** START DATASET CONTENT **

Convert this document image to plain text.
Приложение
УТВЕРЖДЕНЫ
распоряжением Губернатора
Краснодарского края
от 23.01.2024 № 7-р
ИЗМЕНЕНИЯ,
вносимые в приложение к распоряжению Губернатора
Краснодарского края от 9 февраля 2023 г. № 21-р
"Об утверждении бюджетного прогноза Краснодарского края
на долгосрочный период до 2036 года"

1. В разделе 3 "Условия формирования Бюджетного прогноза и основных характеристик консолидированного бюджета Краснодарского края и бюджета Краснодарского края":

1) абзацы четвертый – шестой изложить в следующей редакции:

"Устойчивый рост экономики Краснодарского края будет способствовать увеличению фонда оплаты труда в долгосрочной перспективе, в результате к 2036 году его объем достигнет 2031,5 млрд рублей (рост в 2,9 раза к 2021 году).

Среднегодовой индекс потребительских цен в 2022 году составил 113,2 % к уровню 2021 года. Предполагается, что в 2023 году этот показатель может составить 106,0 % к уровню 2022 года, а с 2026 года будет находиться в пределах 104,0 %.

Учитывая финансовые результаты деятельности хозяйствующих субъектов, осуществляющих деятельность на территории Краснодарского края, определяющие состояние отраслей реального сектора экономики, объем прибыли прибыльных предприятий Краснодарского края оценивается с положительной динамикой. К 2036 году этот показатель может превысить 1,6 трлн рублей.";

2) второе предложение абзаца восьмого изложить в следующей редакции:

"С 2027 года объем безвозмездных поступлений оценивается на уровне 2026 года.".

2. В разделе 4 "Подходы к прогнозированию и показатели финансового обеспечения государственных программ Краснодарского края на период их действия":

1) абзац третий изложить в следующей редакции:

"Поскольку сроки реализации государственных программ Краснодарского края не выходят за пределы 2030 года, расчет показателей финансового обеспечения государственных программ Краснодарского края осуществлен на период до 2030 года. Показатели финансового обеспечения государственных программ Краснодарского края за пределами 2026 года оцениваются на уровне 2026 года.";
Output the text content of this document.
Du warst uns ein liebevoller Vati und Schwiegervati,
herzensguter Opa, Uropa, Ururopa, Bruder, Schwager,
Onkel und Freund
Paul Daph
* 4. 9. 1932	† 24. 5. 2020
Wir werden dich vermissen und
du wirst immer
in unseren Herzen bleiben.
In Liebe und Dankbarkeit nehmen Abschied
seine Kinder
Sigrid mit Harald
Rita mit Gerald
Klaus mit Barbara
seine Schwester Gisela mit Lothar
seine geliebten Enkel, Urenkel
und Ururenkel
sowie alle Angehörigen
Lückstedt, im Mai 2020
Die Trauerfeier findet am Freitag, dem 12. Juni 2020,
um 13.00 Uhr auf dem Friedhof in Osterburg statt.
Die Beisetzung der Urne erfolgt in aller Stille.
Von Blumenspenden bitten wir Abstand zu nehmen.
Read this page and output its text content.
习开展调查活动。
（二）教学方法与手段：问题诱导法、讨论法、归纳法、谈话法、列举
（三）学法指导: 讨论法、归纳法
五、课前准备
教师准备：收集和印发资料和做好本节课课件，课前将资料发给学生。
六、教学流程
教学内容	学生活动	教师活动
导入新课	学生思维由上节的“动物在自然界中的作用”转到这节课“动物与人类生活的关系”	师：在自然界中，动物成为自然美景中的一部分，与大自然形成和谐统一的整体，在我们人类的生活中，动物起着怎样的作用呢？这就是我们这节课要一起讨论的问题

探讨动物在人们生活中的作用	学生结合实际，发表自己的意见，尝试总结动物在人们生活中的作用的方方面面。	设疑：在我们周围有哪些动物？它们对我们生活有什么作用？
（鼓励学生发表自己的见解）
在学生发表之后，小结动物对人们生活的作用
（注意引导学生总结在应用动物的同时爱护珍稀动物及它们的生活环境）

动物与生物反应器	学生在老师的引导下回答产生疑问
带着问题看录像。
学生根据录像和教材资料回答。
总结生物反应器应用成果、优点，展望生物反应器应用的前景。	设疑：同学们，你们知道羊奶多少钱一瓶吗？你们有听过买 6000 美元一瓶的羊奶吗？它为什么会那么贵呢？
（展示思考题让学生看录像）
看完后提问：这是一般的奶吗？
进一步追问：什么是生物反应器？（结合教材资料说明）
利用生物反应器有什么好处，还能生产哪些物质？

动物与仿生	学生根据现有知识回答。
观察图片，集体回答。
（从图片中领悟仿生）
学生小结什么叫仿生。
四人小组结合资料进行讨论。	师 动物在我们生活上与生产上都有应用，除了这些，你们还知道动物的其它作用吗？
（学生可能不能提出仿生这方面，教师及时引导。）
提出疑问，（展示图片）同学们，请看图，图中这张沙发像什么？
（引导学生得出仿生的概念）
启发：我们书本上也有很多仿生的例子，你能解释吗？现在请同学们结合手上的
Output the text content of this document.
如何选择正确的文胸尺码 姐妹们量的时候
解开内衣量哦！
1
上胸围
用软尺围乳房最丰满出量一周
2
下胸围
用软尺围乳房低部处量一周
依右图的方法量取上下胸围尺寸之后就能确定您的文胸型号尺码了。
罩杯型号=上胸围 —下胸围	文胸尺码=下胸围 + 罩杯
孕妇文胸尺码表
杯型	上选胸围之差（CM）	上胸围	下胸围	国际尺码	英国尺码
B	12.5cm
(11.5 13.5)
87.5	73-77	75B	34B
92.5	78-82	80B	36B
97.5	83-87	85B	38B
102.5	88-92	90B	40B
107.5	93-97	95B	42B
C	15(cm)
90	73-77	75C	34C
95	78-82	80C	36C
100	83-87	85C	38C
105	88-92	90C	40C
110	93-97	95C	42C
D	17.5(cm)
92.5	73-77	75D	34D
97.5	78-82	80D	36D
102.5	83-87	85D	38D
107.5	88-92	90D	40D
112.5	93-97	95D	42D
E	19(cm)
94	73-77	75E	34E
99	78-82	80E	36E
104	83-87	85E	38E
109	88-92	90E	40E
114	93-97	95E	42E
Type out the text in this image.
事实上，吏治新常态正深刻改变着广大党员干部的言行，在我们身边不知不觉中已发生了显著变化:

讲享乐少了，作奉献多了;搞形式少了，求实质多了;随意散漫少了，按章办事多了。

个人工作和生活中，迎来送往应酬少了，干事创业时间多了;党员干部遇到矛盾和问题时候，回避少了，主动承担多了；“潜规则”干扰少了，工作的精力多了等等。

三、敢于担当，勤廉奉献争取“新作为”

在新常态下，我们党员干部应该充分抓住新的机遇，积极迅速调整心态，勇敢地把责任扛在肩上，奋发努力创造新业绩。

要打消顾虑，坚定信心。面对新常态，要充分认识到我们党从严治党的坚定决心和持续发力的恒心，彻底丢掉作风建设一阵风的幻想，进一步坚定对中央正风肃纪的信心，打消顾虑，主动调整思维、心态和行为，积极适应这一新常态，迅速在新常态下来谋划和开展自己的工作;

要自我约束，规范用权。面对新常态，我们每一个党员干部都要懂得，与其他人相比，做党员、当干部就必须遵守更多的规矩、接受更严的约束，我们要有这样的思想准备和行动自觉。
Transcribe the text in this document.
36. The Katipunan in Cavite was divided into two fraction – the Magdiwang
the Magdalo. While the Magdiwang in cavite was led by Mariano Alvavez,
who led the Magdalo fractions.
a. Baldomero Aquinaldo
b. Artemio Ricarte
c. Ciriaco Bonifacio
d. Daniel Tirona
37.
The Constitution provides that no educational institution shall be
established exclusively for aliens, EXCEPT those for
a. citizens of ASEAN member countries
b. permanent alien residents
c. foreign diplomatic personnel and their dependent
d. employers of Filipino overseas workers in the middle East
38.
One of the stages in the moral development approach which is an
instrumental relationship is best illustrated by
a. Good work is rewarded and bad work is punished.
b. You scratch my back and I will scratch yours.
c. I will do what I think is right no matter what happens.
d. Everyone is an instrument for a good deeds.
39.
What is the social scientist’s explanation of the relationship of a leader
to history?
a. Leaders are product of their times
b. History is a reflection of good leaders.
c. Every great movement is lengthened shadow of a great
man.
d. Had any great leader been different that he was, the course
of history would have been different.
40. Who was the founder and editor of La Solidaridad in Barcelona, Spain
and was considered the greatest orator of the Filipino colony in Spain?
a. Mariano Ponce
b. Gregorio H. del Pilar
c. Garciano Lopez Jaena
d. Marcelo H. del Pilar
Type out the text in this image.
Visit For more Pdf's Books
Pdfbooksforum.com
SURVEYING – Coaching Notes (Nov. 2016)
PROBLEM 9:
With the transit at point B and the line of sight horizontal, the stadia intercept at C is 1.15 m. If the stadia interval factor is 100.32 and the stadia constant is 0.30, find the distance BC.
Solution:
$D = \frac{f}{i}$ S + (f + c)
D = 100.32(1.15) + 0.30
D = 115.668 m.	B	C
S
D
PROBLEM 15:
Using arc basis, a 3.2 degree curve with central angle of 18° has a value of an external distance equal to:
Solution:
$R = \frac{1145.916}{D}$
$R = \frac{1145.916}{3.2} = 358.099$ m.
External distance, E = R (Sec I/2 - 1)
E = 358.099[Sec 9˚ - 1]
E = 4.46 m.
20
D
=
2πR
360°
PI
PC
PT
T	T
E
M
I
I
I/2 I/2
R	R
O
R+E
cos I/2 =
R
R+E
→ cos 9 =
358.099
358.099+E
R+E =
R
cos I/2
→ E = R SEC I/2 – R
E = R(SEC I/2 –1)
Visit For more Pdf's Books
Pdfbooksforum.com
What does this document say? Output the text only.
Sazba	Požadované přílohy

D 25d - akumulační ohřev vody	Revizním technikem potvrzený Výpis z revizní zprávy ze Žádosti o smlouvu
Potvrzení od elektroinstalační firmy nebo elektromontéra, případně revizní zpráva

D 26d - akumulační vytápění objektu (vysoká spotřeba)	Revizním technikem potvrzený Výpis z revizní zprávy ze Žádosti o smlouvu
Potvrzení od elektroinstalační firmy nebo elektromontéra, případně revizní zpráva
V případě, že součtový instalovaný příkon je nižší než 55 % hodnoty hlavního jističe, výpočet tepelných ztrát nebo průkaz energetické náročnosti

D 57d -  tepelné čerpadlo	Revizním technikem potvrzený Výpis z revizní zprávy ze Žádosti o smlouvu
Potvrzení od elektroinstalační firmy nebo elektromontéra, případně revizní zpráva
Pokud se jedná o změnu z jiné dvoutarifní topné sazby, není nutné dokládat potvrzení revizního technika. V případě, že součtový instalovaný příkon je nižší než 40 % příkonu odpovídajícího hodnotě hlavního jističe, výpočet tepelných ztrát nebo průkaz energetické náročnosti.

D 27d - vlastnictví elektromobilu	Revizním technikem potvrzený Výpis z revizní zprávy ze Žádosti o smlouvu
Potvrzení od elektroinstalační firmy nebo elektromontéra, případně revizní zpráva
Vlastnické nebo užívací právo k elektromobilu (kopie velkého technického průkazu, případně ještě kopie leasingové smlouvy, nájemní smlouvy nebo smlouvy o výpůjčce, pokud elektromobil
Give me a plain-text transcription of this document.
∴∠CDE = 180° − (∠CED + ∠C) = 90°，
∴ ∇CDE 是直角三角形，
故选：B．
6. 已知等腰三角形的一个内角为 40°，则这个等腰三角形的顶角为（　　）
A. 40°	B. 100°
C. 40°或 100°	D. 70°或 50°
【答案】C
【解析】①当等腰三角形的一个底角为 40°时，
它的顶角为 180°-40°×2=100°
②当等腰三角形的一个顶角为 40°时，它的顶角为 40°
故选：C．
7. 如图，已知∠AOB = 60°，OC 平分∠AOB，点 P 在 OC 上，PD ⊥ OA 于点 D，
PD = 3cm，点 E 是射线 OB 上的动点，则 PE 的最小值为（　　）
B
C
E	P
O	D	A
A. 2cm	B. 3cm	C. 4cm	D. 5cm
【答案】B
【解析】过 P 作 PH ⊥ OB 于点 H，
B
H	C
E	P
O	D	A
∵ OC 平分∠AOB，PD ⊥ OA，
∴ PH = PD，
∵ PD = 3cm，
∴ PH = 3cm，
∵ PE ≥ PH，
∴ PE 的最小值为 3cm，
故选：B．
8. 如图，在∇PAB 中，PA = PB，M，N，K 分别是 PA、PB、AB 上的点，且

** END DATASET CONTENT **

Extract all lines containing the word "elektromobilu".

* [FULL ANSWER]:
D 27d - vlastnictví elektromobilu	Revizním technikem potvrzený Výpis z revizní zprávy ze Žádosti o smlouvu
Vlastnické nebo užívací právo k elektromobilu (kopie velkého technického průkazu, případně ještě kopie leasingové smlouvy, nájemní smlouvy nebo smlouvy o výpůjčce, pokud elektromobil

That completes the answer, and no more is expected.